Exercise task:
Note each line where "name" appears, and copy it.

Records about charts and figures
++++++++

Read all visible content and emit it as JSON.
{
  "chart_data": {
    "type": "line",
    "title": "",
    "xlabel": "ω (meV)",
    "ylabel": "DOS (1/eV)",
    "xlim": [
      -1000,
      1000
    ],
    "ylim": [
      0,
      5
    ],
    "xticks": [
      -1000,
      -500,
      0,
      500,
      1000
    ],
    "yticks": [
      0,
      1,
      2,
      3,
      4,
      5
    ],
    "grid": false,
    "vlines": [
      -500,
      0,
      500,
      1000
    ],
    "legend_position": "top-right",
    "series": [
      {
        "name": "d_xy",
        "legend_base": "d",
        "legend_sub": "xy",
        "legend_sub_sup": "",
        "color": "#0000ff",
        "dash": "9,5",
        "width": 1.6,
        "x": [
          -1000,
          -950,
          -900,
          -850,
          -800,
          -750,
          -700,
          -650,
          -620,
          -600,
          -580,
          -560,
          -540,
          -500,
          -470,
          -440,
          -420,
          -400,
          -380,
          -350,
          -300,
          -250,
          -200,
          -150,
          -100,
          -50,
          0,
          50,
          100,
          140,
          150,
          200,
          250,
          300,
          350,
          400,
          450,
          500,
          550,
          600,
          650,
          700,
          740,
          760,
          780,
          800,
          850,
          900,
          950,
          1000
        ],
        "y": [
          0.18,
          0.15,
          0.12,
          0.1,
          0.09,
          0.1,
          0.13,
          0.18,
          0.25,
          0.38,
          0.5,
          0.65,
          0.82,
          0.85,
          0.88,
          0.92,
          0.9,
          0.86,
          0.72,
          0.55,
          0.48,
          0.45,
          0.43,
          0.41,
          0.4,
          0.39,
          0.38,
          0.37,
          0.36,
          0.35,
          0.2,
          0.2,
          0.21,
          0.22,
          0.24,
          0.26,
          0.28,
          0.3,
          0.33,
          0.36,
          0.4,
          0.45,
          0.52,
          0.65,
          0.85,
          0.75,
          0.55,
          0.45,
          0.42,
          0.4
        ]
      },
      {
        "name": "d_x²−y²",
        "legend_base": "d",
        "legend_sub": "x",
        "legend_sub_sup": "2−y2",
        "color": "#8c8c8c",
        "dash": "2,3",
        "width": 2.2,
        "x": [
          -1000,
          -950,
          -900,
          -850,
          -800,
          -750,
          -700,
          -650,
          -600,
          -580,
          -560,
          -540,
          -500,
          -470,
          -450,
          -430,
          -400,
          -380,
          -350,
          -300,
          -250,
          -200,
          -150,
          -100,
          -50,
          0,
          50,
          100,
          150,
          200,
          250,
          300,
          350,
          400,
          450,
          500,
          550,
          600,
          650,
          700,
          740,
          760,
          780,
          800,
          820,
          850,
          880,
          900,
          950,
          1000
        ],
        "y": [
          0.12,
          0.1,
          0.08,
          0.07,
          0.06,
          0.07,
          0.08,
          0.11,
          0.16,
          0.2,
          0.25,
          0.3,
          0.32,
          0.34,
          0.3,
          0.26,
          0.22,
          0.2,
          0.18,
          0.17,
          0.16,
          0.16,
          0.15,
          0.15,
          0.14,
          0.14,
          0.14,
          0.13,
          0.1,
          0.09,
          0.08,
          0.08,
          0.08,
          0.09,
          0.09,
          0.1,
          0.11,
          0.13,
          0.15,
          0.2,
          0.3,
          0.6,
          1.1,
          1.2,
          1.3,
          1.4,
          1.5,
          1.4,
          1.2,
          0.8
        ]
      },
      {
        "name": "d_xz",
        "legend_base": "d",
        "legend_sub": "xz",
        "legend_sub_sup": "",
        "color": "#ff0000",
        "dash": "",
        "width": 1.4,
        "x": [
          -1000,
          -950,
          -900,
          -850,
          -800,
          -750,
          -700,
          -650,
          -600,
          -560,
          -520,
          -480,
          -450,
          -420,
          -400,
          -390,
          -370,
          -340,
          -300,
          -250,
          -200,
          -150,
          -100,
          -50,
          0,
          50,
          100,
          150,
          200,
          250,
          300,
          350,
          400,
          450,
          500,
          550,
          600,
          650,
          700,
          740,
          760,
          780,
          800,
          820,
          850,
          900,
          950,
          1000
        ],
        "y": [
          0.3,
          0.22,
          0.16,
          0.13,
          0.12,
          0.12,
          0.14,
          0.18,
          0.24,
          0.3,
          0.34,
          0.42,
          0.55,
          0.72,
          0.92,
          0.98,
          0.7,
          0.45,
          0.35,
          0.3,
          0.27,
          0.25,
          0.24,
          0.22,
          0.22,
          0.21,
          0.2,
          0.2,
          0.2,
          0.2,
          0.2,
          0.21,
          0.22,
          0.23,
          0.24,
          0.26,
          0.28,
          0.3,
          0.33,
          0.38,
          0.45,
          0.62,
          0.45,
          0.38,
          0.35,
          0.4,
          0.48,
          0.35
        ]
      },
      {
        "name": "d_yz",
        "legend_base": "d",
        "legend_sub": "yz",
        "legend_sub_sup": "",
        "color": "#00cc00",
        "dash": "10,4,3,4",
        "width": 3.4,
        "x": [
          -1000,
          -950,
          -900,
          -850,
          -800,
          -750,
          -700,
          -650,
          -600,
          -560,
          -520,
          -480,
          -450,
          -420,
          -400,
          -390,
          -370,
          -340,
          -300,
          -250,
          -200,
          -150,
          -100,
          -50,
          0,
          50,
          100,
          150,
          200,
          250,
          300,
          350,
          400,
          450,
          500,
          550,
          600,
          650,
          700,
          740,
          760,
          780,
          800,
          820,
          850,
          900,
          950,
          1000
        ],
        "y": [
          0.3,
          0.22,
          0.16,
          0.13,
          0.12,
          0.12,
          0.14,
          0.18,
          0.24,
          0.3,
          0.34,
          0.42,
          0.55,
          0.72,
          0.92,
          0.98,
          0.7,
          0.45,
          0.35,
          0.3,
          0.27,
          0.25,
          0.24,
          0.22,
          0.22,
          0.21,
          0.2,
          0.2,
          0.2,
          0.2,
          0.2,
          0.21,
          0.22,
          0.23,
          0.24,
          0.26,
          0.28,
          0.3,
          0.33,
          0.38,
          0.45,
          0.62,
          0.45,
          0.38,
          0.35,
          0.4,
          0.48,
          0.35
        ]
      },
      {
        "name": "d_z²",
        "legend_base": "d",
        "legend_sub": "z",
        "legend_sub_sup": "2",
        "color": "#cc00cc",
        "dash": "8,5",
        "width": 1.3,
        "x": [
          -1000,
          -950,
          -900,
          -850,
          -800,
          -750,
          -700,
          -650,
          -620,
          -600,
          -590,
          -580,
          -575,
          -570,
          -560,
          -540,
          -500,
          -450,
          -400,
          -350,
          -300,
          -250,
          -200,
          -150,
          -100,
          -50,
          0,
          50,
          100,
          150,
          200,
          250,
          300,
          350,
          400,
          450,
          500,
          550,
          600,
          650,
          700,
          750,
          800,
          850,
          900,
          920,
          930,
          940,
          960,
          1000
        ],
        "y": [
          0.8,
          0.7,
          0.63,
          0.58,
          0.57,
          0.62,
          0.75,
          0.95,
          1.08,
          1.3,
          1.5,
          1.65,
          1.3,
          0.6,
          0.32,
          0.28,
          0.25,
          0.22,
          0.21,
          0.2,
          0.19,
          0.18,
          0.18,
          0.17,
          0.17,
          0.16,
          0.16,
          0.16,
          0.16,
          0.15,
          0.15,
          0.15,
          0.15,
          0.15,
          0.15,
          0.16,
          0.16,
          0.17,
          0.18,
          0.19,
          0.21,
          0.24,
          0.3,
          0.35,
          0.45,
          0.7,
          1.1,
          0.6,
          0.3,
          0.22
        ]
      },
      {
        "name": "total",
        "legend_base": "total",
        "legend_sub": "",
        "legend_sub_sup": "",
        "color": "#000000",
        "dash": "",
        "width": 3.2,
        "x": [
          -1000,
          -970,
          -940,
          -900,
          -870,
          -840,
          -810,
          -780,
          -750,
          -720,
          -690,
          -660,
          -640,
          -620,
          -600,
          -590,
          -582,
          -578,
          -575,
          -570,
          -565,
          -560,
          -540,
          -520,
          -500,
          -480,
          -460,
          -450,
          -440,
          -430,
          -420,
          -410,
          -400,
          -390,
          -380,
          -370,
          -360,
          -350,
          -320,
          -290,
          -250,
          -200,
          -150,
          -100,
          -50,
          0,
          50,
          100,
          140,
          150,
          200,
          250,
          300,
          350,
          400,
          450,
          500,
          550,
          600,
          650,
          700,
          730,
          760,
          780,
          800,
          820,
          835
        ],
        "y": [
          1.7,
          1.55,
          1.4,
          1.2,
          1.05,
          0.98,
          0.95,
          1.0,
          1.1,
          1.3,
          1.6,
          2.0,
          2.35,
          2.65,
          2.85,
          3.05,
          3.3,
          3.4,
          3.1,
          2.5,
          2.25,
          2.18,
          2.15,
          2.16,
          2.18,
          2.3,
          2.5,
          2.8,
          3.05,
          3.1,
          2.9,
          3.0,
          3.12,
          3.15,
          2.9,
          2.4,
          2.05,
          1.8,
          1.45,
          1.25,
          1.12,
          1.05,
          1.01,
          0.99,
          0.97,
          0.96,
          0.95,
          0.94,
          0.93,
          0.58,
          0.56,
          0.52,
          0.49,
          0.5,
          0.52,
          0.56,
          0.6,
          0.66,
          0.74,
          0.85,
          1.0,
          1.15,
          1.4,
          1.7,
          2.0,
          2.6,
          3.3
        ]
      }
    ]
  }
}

++++++++

The reply:
        "name": "d_xy",
        "name": "d_x²−y²",
        "name": "d_xz",
        "name": "d_yz",
        "name": "d_z²",
        "name": "total",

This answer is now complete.